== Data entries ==
====
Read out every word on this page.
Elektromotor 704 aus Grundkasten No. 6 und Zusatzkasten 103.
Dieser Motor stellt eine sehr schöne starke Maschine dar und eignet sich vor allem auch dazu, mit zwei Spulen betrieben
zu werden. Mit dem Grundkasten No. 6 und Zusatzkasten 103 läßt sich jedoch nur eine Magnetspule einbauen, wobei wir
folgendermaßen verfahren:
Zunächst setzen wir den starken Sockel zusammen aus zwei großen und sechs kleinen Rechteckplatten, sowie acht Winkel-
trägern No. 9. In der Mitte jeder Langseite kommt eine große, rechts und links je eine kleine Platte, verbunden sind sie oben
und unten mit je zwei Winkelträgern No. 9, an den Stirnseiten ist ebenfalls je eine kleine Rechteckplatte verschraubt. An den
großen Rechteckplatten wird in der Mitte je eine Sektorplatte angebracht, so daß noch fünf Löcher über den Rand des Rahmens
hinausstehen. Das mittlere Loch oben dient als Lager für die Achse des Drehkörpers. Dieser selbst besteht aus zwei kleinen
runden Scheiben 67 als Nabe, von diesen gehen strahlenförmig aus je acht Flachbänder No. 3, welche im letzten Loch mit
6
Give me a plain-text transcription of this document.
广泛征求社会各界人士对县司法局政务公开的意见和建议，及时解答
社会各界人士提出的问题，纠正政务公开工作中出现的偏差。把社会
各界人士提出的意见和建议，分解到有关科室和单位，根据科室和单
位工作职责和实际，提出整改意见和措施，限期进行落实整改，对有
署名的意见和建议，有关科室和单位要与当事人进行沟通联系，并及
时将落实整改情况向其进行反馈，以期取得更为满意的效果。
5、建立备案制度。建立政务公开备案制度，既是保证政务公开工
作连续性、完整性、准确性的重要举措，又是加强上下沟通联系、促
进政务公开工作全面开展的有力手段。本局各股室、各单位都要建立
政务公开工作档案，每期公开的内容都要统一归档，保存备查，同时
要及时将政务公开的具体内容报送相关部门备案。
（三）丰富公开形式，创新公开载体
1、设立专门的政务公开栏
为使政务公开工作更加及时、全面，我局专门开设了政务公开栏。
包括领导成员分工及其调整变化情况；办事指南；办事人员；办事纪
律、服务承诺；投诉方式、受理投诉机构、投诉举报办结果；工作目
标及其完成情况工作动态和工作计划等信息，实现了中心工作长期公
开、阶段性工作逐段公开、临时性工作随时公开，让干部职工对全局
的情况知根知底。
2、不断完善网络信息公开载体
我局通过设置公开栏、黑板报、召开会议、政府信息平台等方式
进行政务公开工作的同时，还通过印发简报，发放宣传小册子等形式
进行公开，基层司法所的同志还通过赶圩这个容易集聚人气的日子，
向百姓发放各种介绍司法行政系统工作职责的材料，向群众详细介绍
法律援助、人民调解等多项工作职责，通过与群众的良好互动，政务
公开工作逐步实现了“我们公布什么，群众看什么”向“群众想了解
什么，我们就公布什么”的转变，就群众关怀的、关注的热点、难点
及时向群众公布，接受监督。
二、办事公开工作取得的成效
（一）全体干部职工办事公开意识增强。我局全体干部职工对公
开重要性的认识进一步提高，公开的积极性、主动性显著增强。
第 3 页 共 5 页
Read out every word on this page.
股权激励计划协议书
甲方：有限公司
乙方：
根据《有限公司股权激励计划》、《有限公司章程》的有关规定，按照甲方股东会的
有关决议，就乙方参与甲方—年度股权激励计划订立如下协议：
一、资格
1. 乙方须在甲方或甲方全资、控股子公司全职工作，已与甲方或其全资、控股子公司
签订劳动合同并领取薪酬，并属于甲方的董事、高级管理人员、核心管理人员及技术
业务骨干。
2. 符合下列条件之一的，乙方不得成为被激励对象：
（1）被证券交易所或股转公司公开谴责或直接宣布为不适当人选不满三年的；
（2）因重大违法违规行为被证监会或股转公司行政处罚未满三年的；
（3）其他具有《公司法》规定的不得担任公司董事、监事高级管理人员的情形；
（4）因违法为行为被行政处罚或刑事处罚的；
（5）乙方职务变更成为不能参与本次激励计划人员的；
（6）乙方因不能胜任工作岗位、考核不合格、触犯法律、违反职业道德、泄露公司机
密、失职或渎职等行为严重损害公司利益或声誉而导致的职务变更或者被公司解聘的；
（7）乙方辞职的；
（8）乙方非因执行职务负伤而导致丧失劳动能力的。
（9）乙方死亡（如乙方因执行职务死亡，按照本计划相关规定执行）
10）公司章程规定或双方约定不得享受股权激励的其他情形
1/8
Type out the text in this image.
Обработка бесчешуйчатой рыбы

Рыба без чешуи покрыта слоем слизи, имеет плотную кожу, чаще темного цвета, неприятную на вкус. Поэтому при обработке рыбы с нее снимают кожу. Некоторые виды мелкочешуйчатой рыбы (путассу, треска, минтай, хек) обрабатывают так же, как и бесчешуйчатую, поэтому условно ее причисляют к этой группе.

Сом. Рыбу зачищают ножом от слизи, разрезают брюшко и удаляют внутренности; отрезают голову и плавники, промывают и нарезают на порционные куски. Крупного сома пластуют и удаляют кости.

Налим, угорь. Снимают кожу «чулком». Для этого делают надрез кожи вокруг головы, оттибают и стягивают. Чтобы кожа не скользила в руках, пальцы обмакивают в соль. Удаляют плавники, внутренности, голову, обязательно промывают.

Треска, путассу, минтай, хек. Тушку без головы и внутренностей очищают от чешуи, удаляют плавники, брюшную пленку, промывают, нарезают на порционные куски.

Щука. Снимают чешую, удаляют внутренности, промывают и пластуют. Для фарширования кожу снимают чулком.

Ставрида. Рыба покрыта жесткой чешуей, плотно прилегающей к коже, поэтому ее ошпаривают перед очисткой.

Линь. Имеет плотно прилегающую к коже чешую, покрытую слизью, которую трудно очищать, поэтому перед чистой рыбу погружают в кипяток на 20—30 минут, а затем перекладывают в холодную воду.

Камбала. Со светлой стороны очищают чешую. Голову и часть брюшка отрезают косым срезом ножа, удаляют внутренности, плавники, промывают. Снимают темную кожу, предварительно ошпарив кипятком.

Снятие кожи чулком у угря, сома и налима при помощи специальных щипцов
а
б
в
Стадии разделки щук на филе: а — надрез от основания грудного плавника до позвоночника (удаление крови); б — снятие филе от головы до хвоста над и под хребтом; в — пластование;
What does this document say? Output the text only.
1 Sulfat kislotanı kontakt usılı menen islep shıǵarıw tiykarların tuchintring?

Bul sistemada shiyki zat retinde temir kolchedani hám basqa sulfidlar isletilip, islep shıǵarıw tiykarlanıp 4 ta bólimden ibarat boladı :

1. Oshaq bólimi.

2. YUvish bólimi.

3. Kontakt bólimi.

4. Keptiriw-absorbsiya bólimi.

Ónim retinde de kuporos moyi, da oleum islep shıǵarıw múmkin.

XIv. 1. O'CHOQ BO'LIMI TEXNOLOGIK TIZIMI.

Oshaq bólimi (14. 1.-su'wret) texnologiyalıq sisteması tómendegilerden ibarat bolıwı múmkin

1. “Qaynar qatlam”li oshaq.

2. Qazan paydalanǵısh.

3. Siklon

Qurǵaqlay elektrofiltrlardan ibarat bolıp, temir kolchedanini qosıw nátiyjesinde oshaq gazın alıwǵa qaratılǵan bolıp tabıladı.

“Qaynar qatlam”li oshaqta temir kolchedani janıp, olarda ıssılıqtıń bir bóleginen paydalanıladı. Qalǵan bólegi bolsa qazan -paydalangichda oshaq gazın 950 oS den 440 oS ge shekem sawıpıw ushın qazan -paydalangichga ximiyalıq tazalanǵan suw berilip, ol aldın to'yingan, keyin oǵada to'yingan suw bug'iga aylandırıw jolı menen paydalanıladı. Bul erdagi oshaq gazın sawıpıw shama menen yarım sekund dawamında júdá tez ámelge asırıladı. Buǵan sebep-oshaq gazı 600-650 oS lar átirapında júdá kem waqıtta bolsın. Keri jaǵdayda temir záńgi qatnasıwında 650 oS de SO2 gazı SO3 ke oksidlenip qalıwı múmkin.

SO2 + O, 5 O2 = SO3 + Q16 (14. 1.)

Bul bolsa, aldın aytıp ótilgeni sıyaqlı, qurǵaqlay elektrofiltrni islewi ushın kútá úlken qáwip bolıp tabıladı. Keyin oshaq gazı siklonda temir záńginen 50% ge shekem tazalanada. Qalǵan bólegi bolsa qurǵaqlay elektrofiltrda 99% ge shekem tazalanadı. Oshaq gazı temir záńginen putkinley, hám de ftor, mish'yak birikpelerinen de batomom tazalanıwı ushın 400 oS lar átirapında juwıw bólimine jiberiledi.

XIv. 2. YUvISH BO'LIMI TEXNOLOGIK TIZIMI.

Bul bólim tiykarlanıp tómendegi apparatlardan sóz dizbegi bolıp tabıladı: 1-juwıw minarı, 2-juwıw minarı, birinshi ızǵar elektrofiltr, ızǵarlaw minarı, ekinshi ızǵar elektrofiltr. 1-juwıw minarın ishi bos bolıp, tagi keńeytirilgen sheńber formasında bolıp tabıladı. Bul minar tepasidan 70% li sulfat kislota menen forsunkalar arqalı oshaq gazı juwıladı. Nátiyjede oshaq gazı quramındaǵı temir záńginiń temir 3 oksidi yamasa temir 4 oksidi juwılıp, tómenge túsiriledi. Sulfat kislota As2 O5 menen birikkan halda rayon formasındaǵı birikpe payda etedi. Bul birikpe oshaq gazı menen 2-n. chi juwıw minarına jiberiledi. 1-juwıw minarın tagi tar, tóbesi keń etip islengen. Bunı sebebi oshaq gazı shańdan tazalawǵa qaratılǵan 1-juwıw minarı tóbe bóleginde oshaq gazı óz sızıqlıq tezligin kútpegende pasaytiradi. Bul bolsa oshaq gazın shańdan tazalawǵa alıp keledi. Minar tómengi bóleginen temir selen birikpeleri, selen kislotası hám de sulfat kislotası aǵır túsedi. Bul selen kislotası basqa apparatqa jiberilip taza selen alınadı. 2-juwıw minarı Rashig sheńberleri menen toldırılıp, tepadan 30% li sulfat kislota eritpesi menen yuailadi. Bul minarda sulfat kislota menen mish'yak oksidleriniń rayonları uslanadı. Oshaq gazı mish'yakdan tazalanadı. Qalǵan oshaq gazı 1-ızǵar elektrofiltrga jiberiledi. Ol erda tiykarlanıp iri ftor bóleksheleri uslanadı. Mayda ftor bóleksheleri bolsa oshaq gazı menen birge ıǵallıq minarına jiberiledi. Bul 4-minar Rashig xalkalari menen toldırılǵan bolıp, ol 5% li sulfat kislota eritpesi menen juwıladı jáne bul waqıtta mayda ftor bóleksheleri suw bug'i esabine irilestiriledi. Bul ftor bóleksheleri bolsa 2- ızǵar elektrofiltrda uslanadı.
====
== Direction ==
Return each line where "ibarat" shows up.

== Answer to the problem ==
Bul sistemada shiyki zat retinde temir kolchedani hám basqa sulfidlar isletilip, islep shıǵarıw tiykarlanıp 4 ta bólimden ibarat boladı :
Oshaq bólimi (14. 1.-su'wret) texnologiyalıq sisteması tómendegilerden ibarat bolıwı múmkin
Qurǵaqlay elektrofiltrlardan ibarat bolıp, temir kolchedanini qosıw nátiyjesinde oshaq gazın alıwǵa qaratılǵan bolıp tabıladı.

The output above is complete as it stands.